*TO BE DONE*: Repeat the material below exactly, with no pictures.

------------

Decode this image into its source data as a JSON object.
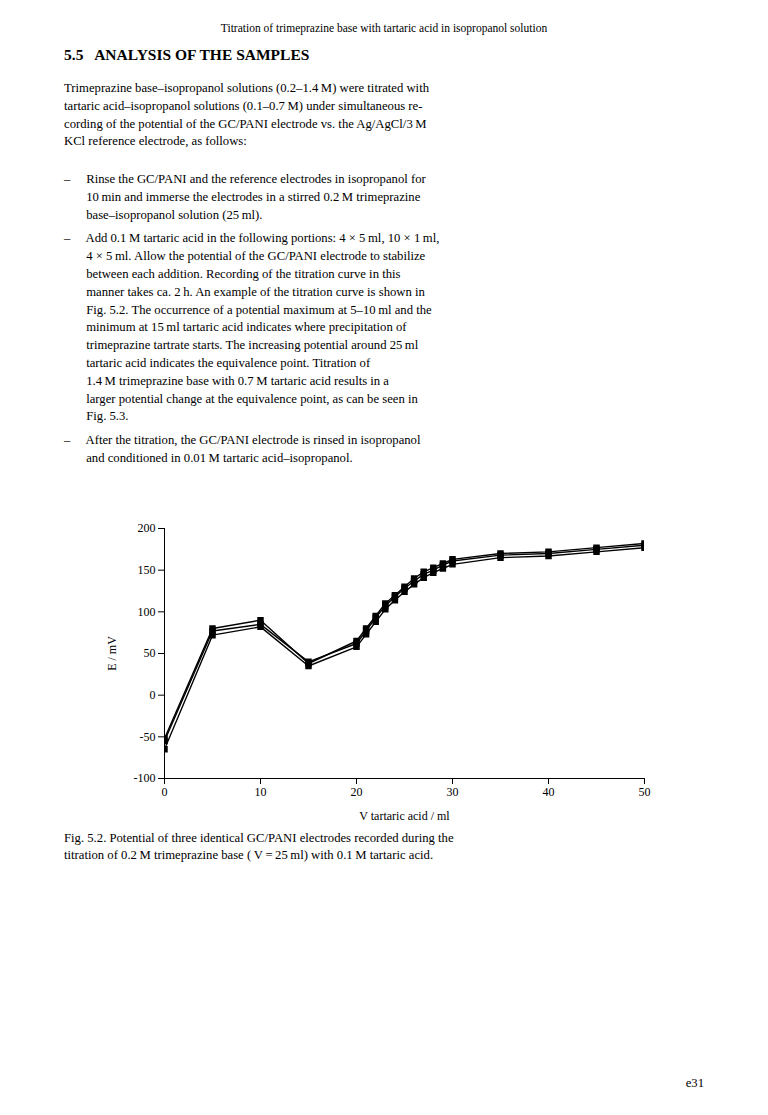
{
  "chart_data": {
    "type": "line",
    "xlabel": "V tartaric acid / ml",
    "ylabel": "E / mV",
    "x": [
      0,
      5,
      10,
      15,
      20,
      21,
      22,
      23,
      24,
      25,
      26,
      27,
      28,
      29,
      30,
      35,
      40,
      45,
      50
    ],
    "series": [
      {
        "color": "#000000",
        "marker": "square",
        "values": [
          -52,
          80,
          90,
          38,
          65,
          80,
          95,
          110,
          120,
          130,
          140,
          148,
          153,
          158,
          163,
          170,
          172,
          177,
          182
        ]
      },
      {
        "color": "#000000",
        "marker": "square",
        "values": [
          -55,
          77,
          85,
          40,
          62,
          77,
          93,
          107,
          118,
          128,
          137,
          145,
          150,
          156,
          161,
          168,
          170,
          175,
          180
        ]
      },
      {
        "color": "#000000",
        "marker": "square",
        "values": [
          -65,
          72,
          82,
          35,
          58,
          73,
          88,
          103,
          114,
          124,
          133,
          141,
          147,
          152,
          157,
          165,
          167,
          172,
          177
        ]
      }
    ],
    "xlim": [
      0,
      50
    ],
    "ylim": [
      -100,
      200
    ],
    "xticks": [
      0,
      10,
      20,
      30,
      40,
      50
    ],
    "yticks": [
      -100,
      -50,
      0,
      50,
      100,
      150,
      200
    ],
    "grid": false,
    "annotations": [
      "Titration of trimeprazine base with tartaric acid in isopropanol solution",
      "5.5   ANALYSIS OF THE SAMPLES",
      "Trimeprazine base–isopropanol solutions (0.2–1.4 M) were titrated with\ntartaric acid–isopropanol solutions (0.1–0.7 M) under simultaneous re-\ncording of the potential of the GC/PANI electrode vs. the Ag/AgCl/3 M\nKCl reference electrode, as follows:",
      "–     Rinse the GC/PANI and the reference electrodes in isopropanol for\n       10 min and immerse the electrodes in a stirred 0.2 M trimeprazine\n       base–isopropanol solution (25 ml).",
      "–     Add 0.1 M tartaric acid in the following portions: 4 × 5 ml, 10 × 1 ml,\n       4 × 5 ml. Allow the potential of the GC/PANI electrode to stabilize\n       between each addition. Recording of the titration curve in this\n       manner takes ca. 2 h. An example of the titration curve is shown in\n       Fig. 5.2. The occurrence of a potential maximum at 5–10 ml and the\n       minimum at 15 ml tartaric acid indicates where precipitation of\n       trimeprazine tartrate starts. The increasing potential around 25 ml\n       tartaric acid indicates the equivalence point. Titration of\n       1.4 M trimeprazine base with 0.7 M tartaric acid results in a\n       larger potential change at the equivalence point, as can be seen in\n       Fig. 5.3.",
      "–     After the titration, the GC/PANI electrode is rinsed in isopropanol\n       and conditioned in 0.01 M tartaric acid–isopropanol.",
      "Fig. 5.2. Potential of three identical GC/PANI electrodes recorded during the\ntitration of 0.2 M trimeprazine base ( V = 25 ml) with 0.1 M tartaric acid.",
      "e31"
    ]
  }
}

------------

*RESPONSE*:
Decode this image into its source data as a JSON object.
{
  "chart_data": {
    "type": "line",
    "xlabel": "V tartaric acid / ml",
    "ylabel": "E / mV",
    "x": [
      0,
      5,
      10,
      15,
      20,
      21,
      22,
      23,
      24,
      25,
      26,
      27,
      28,
      29,
      30,
      35,
      40,
      45,
      50
    ],
    "series": [
      {
        "color": "#000000",
        "marker": "square",
        "values": [
          -52,
          80,
          90,
          38,
          65,
          80,
          95,
          110,
          120,
          130,
          140,
          148,
          153,
          158,
          163,
          170,
          172,
          177,
          182
        ]
      },
      {
        "color": "#000000",
        "marker": "square",
        "values": [
          -55,
          77,
          85,
          40,
          62,
          77,
          93,
          107,
          118,
          128,
          137,
          145,
          150,
          156,
          161,
          168,
          170,
          175,
          180
        ]
      },
      {
        "color": "#000000",
        "marker": "square",
        "values": [
          -65,
          72,
          82,
          35,
          58,
          73,
          88,
          103,
          114,
          124,
          133,
          141,
          147,
          152,
          157,
          165,
          167,
          172,
          177
        ]
      }
    ],
    "xlim": [
      0,
      50
    ],
    "ylim": [
      -100,
      200
    ],
    "xticks": [
      0,
      10,
      20,
      30,
      40,
      50
    ],
    "yticks": [
      -100,
      -50,
      0,
      50,
      100,
      150,
      200
    ],
    "grid": false,
    "annotations": [
      "Titration of trimeprazine base with tartaric acid in isopropanol solution",
      "5.5   ANALYSIS OF THE SAMPLES",
      "Trimeprazine base–isopropanol solutions (0.2–1.4 M) were titrated with\ntartaric acid–isopropanol solutions (0.1–0.7 M) under simultaneous re-\ncording of the potential of the GC/PANI electrode vs. the Ag/AgCl/3 M\nKCl reference electrode, as follows:",
      "–     Rinse the GC/PANI and the reference electrodes in isopropanol for\n       10 min and immerse the electrodes in a stirred 0.2 M trimeprazine\n       base–isopropanol solution (25 ml).",
      "–     Add 0.1 M tartaric acid in the following portions: 4 × 5 ml, 10 × 1 ml,\n       4 × 5 ml. Allow the potential of the GC/PANI electrode to stabilize\n       between each addition. Recording of the titration curve in this\n       manner takes ca. 2 h. An example of the titration curve is shown in\n       Fig. 5.2. The occurrence of a potential maximum at 5–10 ml and the\n       minimum at 15 ml tartaric acid indicates where precipitation of\n       trimeprazine tartrate starts. The increasing potential around 25 ml\n       tartaric acid indicates the equivalence point. Titration of\n       1.4 M trimeprazine base with 0.7 M tartaric acid results in a\n       larger potential change at the equivalence point, as can be seen in\n       Fig. 5.3.",
      "–     After the titration, the GC/PANI electrode is rinsed in isopropanol\n       and conditioned in 0.01 M tartaric acid–isopropanol.",
      "Fig. 5.2. Potential of three identical GC/PANI electrodes recorded during the\ntitration of 0.2 M trimeprazine base ( V = 25 ml) with 0.1 M tartaric acid.",
      "e31"
    ]
  }
}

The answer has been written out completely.